▸ **Task prompt**
Quote every line as written. Omit pictures.

A block of data

==========

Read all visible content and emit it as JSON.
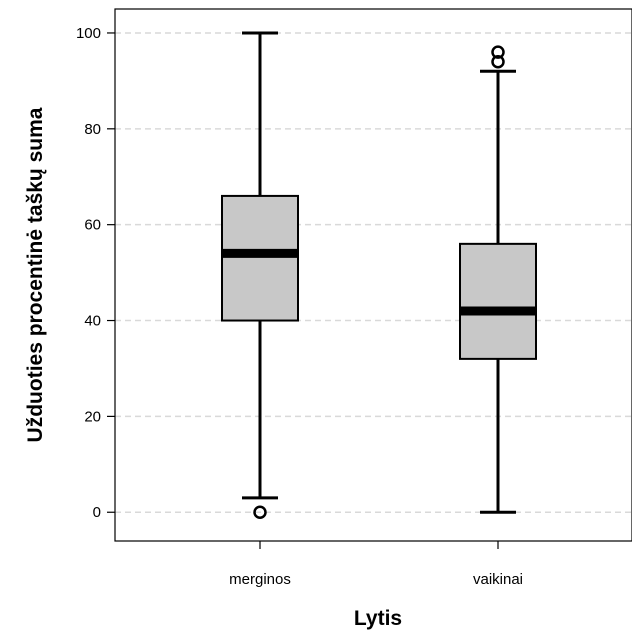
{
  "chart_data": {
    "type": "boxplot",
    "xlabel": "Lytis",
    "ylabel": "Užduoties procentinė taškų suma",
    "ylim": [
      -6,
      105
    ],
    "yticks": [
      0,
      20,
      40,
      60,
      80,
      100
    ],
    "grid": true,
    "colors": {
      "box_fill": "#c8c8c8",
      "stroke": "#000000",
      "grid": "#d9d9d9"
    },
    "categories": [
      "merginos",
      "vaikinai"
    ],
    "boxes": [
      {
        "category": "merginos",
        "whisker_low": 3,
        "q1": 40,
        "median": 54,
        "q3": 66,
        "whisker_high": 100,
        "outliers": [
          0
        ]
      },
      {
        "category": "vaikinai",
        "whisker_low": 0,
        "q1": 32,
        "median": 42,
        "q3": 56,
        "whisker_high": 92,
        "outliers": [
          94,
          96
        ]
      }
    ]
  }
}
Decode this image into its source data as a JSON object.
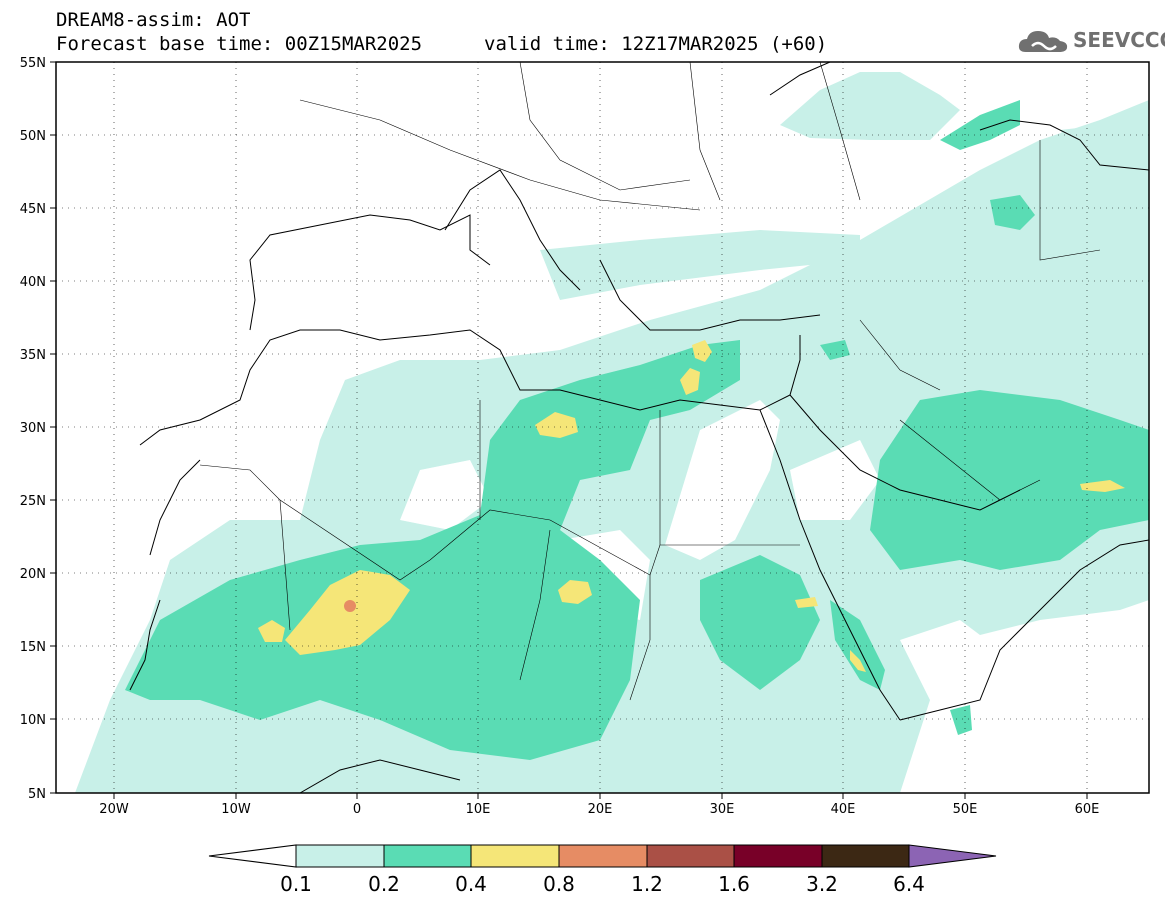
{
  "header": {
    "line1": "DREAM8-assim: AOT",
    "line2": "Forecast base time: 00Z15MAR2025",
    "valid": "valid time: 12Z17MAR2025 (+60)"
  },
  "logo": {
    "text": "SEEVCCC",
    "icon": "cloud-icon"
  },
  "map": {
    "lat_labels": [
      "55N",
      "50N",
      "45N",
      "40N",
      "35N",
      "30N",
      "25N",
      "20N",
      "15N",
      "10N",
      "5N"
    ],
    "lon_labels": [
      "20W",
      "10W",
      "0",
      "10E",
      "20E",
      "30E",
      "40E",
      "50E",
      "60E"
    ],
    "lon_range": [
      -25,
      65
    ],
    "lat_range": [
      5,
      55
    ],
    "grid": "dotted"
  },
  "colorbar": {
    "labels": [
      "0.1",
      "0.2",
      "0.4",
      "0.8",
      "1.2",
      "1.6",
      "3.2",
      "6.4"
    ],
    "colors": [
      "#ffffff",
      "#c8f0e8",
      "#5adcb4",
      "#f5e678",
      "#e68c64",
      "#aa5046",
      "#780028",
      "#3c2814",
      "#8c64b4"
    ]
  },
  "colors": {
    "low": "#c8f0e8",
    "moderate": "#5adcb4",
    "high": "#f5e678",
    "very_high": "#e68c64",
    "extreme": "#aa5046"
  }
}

==========

▸ **Exercise answer**
Read all visible content and emit it as JSON.
{
  "chart_data": {
    "type": "boxplot",
    "xlabel": "Lytis",
    "ylabel": "Užduoties procentinė taškų suma",
    "ylim": [
      -6,
      105
    ],
    "yticks": [
      0,
      20,
      40,
      60,
      80,
      100
    ],
    "grid": true,
    "colors": {
      "box_fill": "#c8c8c8",
      "stroke": "#000000",
      "grid": "#d9d9d9"
    },
    "categories": [
      "merginos",
      "vaikinai"
    ],
    "boxes": [
      {
        "category": "merginos",
        "whisker_low": 3,
        "q1": 40,
        "median": 54,
        "q3": 66,
        "whisker_high": 100,
        "outliers": [
          0
        ]
      },
      {
        "category": "vaikinai",
        "whisker_low": 0,
        "q1": 32,
        "median": 42,
        "q3": 56,
        "whisker_high": 92,
        "outliers": [
          94,
          96
        ]
      }
    ]
  }
}
Decode this image into its source data as a JSON object.
{
  "header": {
    "line1": "DREAM8-assim: AOT",
    "line2": "Forecast base time: 00Z15MAR2025",
    "valid": "valid time: 12Z17MAR2025 (+60)"
  },
  "logo": {
    "text": "SEEVCCC",
    "icon": "cloud-icon"
  },
  "map": {
    "lat_labels": [
      "55N",
      "50N",
      "45N",
      "40N",
      "35N",
      "30N",
      "25N",
      "20N",
      "15N",
      "10N",
      "5N"
    ],
    "lon_labels": [
      "20W",
      "10W",
      "0",
      "10E",
      "20E",
      "30E",
      "40E",
      "50E",
      "60E"
    ],
    "lon_range": [
      -25,
      65
    ],
    "lat_range": [
      5,
      55
    ],
    "grid": "dotted"
  },
  "colorbar": {
    "labels": [
      "0.1",
      "0.2",
      "0.4",
      "0.8",
      "1.2",
      "1.6",
      "3.2",
      "6.4"
    ],
    "colors": [
      "#ffffff",
      "#c8f0e8",
      "#5adcb4",
      "#f5e678",
      "#e68c64",
      "#aa5046",
      "#780028",
      "#3c2814",
      "#8c64b4"
    ]
  },
  "colors": {
    "low": "#c8f0e8",
    "moderate": "#5adcb4",
    "high": "#f5e678",
    "very_high": "#e68c64",
    "extreme": "#aa5046"
  }
}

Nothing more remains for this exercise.